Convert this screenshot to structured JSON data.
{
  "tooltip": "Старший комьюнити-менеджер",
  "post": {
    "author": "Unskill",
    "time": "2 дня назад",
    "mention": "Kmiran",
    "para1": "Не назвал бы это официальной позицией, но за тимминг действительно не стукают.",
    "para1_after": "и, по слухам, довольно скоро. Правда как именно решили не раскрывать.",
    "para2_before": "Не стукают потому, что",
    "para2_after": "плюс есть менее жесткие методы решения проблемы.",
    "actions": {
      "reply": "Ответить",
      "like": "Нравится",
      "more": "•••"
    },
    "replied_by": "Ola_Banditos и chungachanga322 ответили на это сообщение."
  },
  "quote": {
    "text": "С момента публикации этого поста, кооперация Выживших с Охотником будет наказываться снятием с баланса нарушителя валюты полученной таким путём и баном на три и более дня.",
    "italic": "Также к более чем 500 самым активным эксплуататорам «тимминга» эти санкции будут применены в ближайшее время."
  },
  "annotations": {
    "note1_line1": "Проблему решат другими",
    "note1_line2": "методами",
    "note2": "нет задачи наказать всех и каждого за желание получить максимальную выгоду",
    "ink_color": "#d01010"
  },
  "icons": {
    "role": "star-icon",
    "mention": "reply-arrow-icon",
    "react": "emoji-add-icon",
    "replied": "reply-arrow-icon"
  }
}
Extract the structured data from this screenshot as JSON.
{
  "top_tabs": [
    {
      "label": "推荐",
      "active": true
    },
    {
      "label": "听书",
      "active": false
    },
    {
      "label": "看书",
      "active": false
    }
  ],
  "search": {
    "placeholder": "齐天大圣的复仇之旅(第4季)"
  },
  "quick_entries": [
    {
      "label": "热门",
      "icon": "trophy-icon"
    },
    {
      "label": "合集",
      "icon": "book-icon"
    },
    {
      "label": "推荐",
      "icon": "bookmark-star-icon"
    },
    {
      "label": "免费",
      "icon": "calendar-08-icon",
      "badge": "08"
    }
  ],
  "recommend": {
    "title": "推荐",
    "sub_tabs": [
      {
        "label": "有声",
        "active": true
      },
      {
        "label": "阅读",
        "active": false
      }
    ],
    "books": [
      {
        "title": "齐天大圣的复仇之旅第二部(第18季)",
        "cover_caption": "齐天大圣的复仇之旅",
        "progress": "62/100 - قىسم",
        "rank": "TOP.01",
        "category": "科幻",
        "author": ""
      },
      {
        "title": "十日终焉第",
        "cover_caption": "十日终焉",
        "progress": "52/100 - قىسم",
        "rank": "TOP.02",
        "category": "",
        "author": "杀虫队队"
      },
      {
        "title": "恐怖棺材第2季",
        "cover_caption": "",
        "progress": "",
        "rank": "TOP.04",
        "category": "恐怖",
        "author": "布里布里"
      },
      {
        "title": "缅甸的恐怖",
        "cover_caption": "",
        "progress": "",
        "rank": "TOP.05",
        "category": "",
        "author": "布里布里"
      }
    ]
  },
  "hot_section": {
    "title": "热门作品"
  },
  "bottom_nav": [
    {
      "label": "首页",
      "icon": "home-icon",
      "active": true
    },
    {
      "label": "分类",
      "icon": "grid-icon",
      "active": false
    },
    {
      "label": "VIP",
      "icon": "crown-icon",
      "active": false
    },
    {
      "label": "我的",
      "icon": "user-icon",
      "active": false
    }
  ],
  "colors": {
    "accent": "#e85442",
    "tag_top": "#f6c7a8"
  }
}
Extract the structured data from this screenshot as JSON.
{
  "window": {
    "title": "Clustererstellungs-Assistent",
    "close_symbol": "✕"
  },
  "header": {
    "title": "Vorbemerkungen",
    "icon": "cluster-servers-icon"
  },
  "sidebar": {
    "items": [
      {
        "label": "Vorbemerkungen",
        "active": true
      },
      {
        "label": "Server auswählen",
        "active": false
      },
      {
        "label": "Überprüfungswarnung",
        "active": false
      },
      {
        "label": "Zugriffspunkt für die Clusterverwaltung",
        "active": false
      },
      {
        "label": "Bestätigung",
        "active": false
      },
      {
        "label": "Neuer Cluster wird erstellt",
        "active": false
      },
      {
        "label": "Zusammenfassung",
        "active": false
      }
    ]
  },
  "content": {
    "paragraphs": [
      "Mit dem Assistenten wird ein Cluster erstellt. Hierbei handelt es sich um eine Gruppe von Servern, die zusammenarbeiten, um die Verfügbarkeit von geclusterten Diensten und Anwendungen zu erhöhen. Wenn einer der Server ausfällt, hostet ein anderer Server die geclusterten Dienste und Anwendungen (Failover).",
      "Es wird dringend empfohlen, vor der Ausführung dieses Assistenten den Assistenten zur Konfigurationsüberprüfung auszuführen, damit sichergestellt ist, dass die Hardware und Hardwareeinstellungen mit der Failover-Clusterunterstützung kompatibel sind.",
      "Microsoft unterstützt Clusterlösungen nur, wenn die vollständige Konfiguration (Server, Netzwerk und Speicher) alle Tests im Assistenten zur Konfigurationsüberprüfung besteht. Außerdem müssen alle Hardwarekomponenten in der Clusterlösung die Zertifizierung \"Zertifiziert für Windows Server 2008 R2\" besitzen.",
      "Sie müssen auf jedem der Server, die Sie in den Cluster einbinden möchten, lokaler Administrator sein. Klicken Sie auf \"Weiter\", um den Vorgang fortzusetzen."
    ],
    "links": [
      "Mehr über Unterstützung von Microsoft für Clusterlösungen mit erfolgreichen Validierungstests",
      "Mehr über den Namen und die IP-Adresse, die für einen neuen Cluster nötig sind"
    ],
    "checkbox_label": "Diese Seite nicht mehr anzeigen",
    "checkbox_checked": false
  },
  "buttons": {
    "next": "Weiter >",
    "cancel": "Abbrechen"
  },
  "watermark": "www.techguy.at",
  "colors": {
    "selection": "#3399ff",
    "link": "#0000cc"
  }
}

========================

> **TASK DETAILS**: Reproduce the material precisely, including every line.

> **RESULT**:
Convert this screenshot to structured JSON data.
{
  "tooltip": "Старший комьюнити-менеджер",
  "post": {
    "author": "Unskill",
    "time": "2 дня назад",
    "mention": "Kmiran",
    "para1": "Не назвал бы это официальной позицией, но за тимминг действительно не стукают.",
    "para1_after": "и, по слухам, довольно скоро. Правда как именно решили не раскрывать.",
    "para2_before": "Не стукают потому, что",
    "para2_after": "плюс есть менее жесткие методы решения проблемы.",
    "actions": {
      "reply": "Ответить",
      "like": "Нравится",
      "more": "•••"
    },
    "replied_by": "Ola_Banditos и chungachanga322 ответили на это сообщение."
  },
  "quote": {
    "text": "С момента публикации этого поста, кооперация Выживших с Охотником будет наказываться снятием с баланса нарушителя валюты полученной таким путём и баном на три и более дня.",
    "italic": "Также к более чем 500 самым активным эксплуататорам «тимминга» эти санкции будут применены в ближайшее время."
  },
  "annotations": {
    "note1_line1": "Проблему решат другими",
    "note1_line2": "методами",
    "note2": "нет задачи наказать всех и каждого за желание получить максимальную выгоду",
    "ink_color": "#d01010"
  },
  "icons": {
    "role": "star-icon",
    "mention": "reply-arrow-icon",
    "react": "emoji-add-icon",
    "replied": "reply-arrow-icon"
  }
}
Extract the structured data from this screenshot as JSON.
{
  "top_tabs": [
    {
      "label": "推荐",
      "active": true
    },
    {
      "label": "听书",
      "active": false
    },
    {
      "label": "看书",
      "active": false
    }
  ],
  "search": {
    "placeholder": "齐天大圣的复仇之旅(第4季)"
  },
  "quick_entries": [
    {
      "label": "热门",
      "icon": "trophy-icon"
    },
    {
      "label": "合集",
      "icon": "book-icon"
    },
    {
      "label": "推荐",
      "icon": "bookmark-star-icon"
    },
    {
      "label": "免费",
      "icon": "calendar-08-icon",
      "badge": "08"
    }
  ],
  "recommend": {
    "title": "推荐",
    "sub_tabs": [
      {
        "label": "有声",
        "active": true
      },
      {
        "label": "阅读",
        "active": false
      }
    ],
    "books": [
      {
        "title": "齐天大圣的复仇之旅第二部(第18季)",
        "cover_caption": "齐天大圣的复仇之旅",
        "progress": "62/100 - قىسم",
        "rank": "TOP.01",
        "category": "科幻",
        "author": ""
      },
      {
        "title": "十日终焉第",
        "cover_caption": "十日终焉",
        "progress": "52/100 - قىسم",
        "rank": "TOP.02",
        "category": "",
        "author": "杀虫队队"
      },
      {
        "title": "恐怖棺材第2季",
        "cover_caption": "",
        "progress": "",
        "rank": "TOP.04",
        "category": "恐怖",
        "author": "布里布里"
      },
      {
        "title": "缅甸的恐怖",
        "cover_caption": "",
        "progress": "",
        "rank": "TOP.05",
        "category": "",
        "author": "布里布里"
      }
    ]
  },
  "hot_section": {
    "title": "热门作品"
  },
  "bottom_nav": [
    {
      "label": "首页",
      "icon": "home-icon",
      "active": true
    },
    {
      "label": "分类",
      "icon": "grid-icon",
      "active": false
    },
    {
      "label": "VIP",
      "icon": "crown-icon",
      "active": false
    },
    {
      "label": "我的",
      "icon": "user-icon",
      "active": false
    }
  ],
  "colors": {
    "accent": "#e85442",
    "tag_top": "#f6c7a8"
  }
}
Extract the structured data from this screenshot as JSON.
{
  "window": {
    "title": "Clustererstellungs-Assistent",
    "close_symbol": "✕"
  },
  "header": {
    "title": "Vorbemerkungen",
    "icon": "cluster-servers-icon"
  },
  "sidebar": {
    "items": [
      {
        "label": "Vorbemerkungen",
        "active": true
      },
      {
        "label": "Server auswählen",
        "active": false
      },
      {
        "label": "Überprüfungswarnung",
        "active": false
      },
      {
        "label": "Zugriffspunkt für die Clusterverwaltung",
        "active": false
      },
      {
        "label": "Bestätigung",
        "active": false
      },
      {
        "label": "Neuer Cluster wird erstellt",
        "active": false
      },
      {
        "label": "Zusammenfassung",
        "active": false
      }
    ]
  },
  "content": {
    "paragraphs": [
      "Mit dem Assistenten wird ein Cluster erstellt. Hierbei handelt es sich um eine Gruppe von Servern, die zusammenarbeiten, um die Verfügbarkeit von geclusterten Diensten und Anwendungen zu erhöhen. Wenn einer der Server ausfällt, hostet ein anderer Server die geclusterten Dienste und Anwendungen (Failover).",
      "Es wird dringend empfohlen, vor der Ausführung dieses Assistenten den Assistenten zur Konfigurationsüberprüfung auszuführen, damit sichergestellt ist, dass die Hardware und Hardwareeinstellungen mit der Failover-Clusterunterstützung kompatibel sind.",
      "Microsoft unterstützt Clusterlösungen nur, wenn die vollständige Konfiguration (Server, Netzwerk und Speicher) alle Tests im Assistenten zur Konfigurationsüberprüfung besteht. Außerdem müssen alle Hardwarekomponenten in der Clusterlösung die Zertifizierung \"Zertifiziert für Windows Server 2008 R2\" besitzen.",
      "Sie müssen auf jedem der Server, die Sie in den Cluster einbinden möchten, lokaler Administrator sein. Klicken Sie auf \"Weiter\", um den Vorgang fortzusetzen."
    ],
    "links": [
      "Mehr über Unterstützung von Microsoft für Clusterlösungen mit erfolgreichen Validierungstests",
      "Mehr über den Namen und die IP-Adresse, die für einen neuen Cluster nötig sind"
    ],
    "checkbox_label": "Diese Seite nicht mehr anzeigen",
    "checkbox_checked": false
  },
  "buttons": {
    "next": "Weiter >",
    "cancel": "Abbrechen"
  },
  "watermark": "www.techguy.at",
  "colors": {
    "selection": "#3399ff",
    "link": "#0000cc"
  }
}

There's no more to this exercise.